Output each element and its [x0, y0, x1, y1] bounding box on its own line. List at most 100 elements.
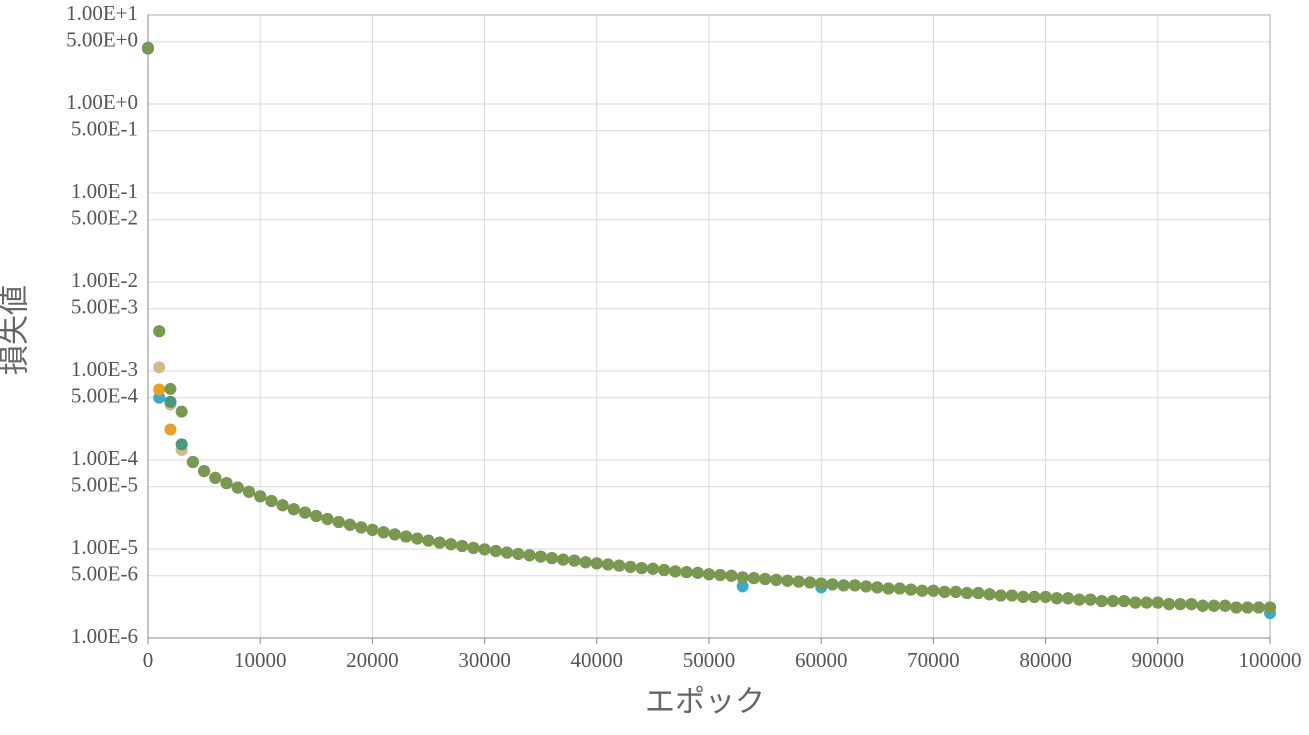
point: [265, 495, 278, 508]
point: [759, 573, 772, 586]
point: [299, 506, 312, 519]
x-tick-label: 10000: [234, 648, 287, 672]
point: [501, 546, 514, 559]
point: [1140, 596, 1153, 609]
point: [860, 580, 873, 593]
point: [848, 579, 861, 592]
point: [523, 549, 536, 562]
point: [770, 573, 783, 586]
x-tick-label: 90000: [1132, 648, 1185, 672]
point: [1118, 595, 1131, 608]
point: [1219, 599, 1232, 612]
point: [388, 528, 401, 541]
point: [366, 523, 379, 536]
point: [983, 588, 996, 601]
x-tick-label: 0: [143, 648, 154, 672]
point: [1050, 592, 1063, 605]
point: [994, 589, 1007, 602]
point: [478, 543, 491, 556]
y-tick-label: 1.00E-2: [71, 268, 138, 292]
point: [747, 572, 760, 585]
y-tick-label: 5.00E-6: [71, 562, 138, 586]
point: [680, 566, 693, 579]
point: [164, 382, 177, 395]
point: [904, 583, 917, 596]
point: [893, 582, 906, 595]
point: [1005, 589, 1018, 602]
point: [1241, 601, 1254, 614]
y-tick-label: 1.00E-5: [71, 535, 138, 559]
point: [927, 584, 940, 597]
point: [242, 485, 255, 498]
point: [164, 423, 177, 436]
point: [1151, 596, 1164, 609]
point: [444, 538, 457, 551]
point: [467, 541, 480, 554]
y-tick-label: 5.00E-2: [71, 206, 138, 230]
point: [433, 536, 446, 549]
point: [1264, 601, 1276, 614]
point: [1196, 599, 1209, 612]
x-tick-label: 20000: [346, 648, 399, 672]
point: [1230, 601, 1243, 614]
point: [220, 477, 233, 490]
y-tick-label: 1.00E-1: [71, 179, 138, 203]
point: [1062, 592, 1075, 605]
point: [1028, 590, 1041, 603]
point: [1207, 599, 1220, 612]
x-tick-label: 30000: [458, 648, 511, 672]
point: [624, 560, 637, 573]
point: [1106, 595, 1119, 608]
point: [568, 554, 581, 567]
y-tick-label: 1.00E+0: [66, 90, 138, 114]
point: [882, 582, 895, 595]
x-tick-label: 80000: [1019, 648, 1072, 672]
x-axis-title: エポック: [645, 685, 765, 720]
point: [938, 585, 951, 598]
point: [198, 465, 211, 478]
x-tick-label: 100000: [1239, 648, 1302, 672]
point: [321, 513, 334, 526]
point: [736, 580, 749, 593]
point: [332, 516, 345, 529]
point: [949, 585, 962, 598]
point: [231, 481, 244, 494]
point: [142, 41, 154, 54]
point: [557, 553, 570, 566]
point: [826, 578, 839, 591]
point: [972, 587, 985, 600]
point: [175, 438, 188, 451]
point: [310, 509, 323, 522]
x-tick-label: 70000: [907, 648, 960, 672]
point: [287, 503, 300, 516]
point: [714, 569, 727, 582]
point: [669, 565, 682, 578]
point: [590, 557, 603, 570]
point: [153, 325, 166, 338]
y-tick-label: 5.00E-1: [71, 117, 138, 141]
point: [579, 556, 592, 569]
point: [646, 562, 659, 575]
point: [736, 571, 749, 584]
point: [456, 540, 469, 553]
x-tick-label: 50000: [683, 648, 736, 672]
point: [153, 361, 166, 374]
point: [355, 521, 368, 534]
point: [254, 490, 267, 503]
y-tick-label: 5.00E-3: [71, 295, 138, 319]
point: [916, 584, 929, 597]
y-tick-label: 1.00E-3: [71, 357, 138, 381]
y-tick-label: 1.00E-6: [71, 624, 138, 648]
point: [400, 530, 413, 543]
point: [164, 395, 177, 408]
y-tick-label: 5.00E+0: [66, 28, 138, 52]
point: [175, 405, 188, 418]
point: [703, 568, 715, 581]
point: [871, 581, 884, 594]
point: [186, 455, 199, 468]
point: [961, 587, 974, 600]
x-tick-label: 60000: [795, 648, 848, 672]
point: [153, 391, 166, 404]
point: [1163, 598, 1176, 611]
point: [1129, 596, 1142, 609]
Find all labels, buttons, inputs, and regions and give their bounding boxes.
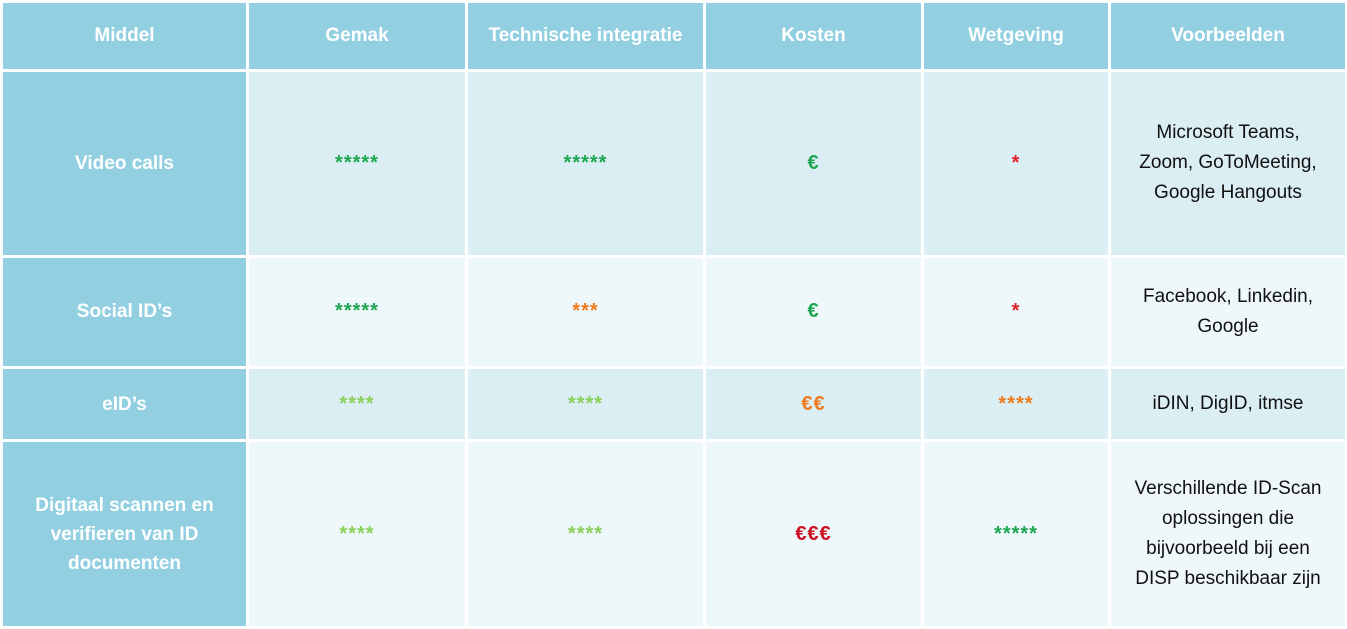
- row-label-social-ids: Social ID’s: [3, 257, 246, 367]
- rating-stars: *: [1011, 151, 1021, 174]
- row-label-eids: eID’s: [3, 369, 246, 440]
- voorbeelden-line: oplossingen die: [1161, 508, 1295, 530]
- voorbeelden-cell: Facebook, Linkedin, Google: [1111, 257, 1345, 367]
- header-technische-integratie: Technische integratie: [468, 3, 703, 69]
- table-row: eID’s **** **** €€ **** iDIN, DigID, itm…: [3, 369, 1345, 440]
- wetgeving-rating: *: [924, 72, 1108, 255]
- rating-stars: *****: [563, 151, 608, 174]
- rating-stars: *****: [994, 522, 1038, 545]
- cost-symbol: €€€: [795, 522, 832, 545]
- voorbeelden-cell: Microsoft Teams, Zoom, GoToMeeting, Goog…: [1111, 72, 1345, 255]
- integratie-rating: *****: [468, 72, 703, 255]
- wetgeving-rating: *****: [924, 442, 1108, 626]
- voorbeelden-line: Microsoft Teams,: [1156, 122, 1300, 144]
- integratie-rating: ***: [468, 257, 703, 367]
- rating-stars: ****: [339, 522, 375, 545]
- cost-symbol: €€: [801, 392, 826, 415]
- table-row: Social ID’s ***** *** € * Facebook, Link…: [3, 257, 1345, 367]
- kosten-rating: €€: [706, 369, 921, 440]
- row-label-line: documenten: [68, 552, 181, 574]
- cost-symbol: €: [807, 300, 820, 323]
- rating-stars: ****: [567, 392, 604, 415]
- voorbeelden-line: Verschillende ID-Scan: [1134, 478, 1322, 500]
- rating-stars: ****: [339, 392, 375, 415]
- header-wetgeving: Wetgeving: [924, 3, 1108, 69]
- wetgeving-rating: ****: [924, 369, 1108, 440]
- voorbeelden-line: iDIN, DigID, itmse: [1152, 393, 1304, 415]
- table-row: Digitaal scannen en verifieren van ID do…: [3, 442, 1345, 626]
- gemak-rating: *****: [249, 72, 465, 255]
- rating-stars: ****: [567, 522, 604, 545]
- row-label-video-calls: Video calls: [3, 72, 246, 255]
- kosten-rating: €: [706, 72, 921, 255]
- row-label-digitaal-scannen: Digitaal scannen en verifieren van ID do…: [3, 442, 246, 626]
- rating-stars: *****: [335, 300, 379, 323]
- row-label-line: Digitaal scannen en: [35, 494, 214, 516]
- voorbeelden-line: bijvoorbeeld bij een: [1146, 538, 1310, 560]
- table-row: Video calls ***** ***** € * Microsoft Te…: [3, 72, 1345, 255]
- integratie-rating: ****: [468, 442, 703, 626]
- kosten-rating: €: [706, 257, 921, 367]
- header-middel: Middel: [3, 3, 246, 69]
- gemak-rating: ****: [249, 442, 465, 626]
- row-label-line: verifieren van ID: [50, 523, 199, 545]
- gemak-rating: ****: [249, 369, 465, 440]
- kosten-rating: €€€: [706, 442, 921, 626]
- voorbeelden-line: Zoom, GoToMeeting,: [1139, 152, 1317, 174]
- cost-symbol: €: [807, 151, 820, 174]
- integratie-rating: ****: [468, 369, 703, 440]
- voorbeelden-line: DISP beschikbaar zijn: [1135, 568, 1321, 590]
- header-row: Middel Gemak Technische integratie Koste…: [3, 3, 1345, 69]
- voorbeelden-cell: Verschillende ID-Scan oplossingen die bi…: [1111, 442, 1345, 626]
- header-kosten: Kosten: [706, 3, 921, 69]
- rating-stars: ***: [572, 300, 599, 323]
- wetgeving-rating: *: [924, 257, 1108, 367]
- voorbeelden-cell: iDIN, DigID, itmse: [1111, 369, 1345, 440]
- voorbeelden-line: Google: [1197, 315, 1259, 337]
- header-voorbeelden: Voorbeelden: [1111, 3, 1345, 69]
- rating-stars: *: [1011, 300, 1021, 323]
- rating-stars: ****: [998, 392, 1034, 415]
- voorbeelden-line: Facebook, Linkedin,: [1142, 285, 1314, 307]
- rating-stars: *****: [335, 151, 379, 174]
- voorbeelden-line: Google Hangouts: [1154, 182, 1302, 204]
- header-gemak: Gemak: [249, 3, 465, 69]
- gemak-rating: *****: [249, 257, 465, 367]
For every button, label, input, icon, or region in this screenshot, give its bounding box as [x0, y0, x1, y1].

*TASK TO CARRY OUT*
From the material above, pull out every line that contains the word "Middel" and copy each one in full.

*THE RESPONSE*
- header-middel: Middel: [3, 3, 246, 69]
- header-row: Middel Gemak Technische integratie Koste…: [3, 3, 1345, 69]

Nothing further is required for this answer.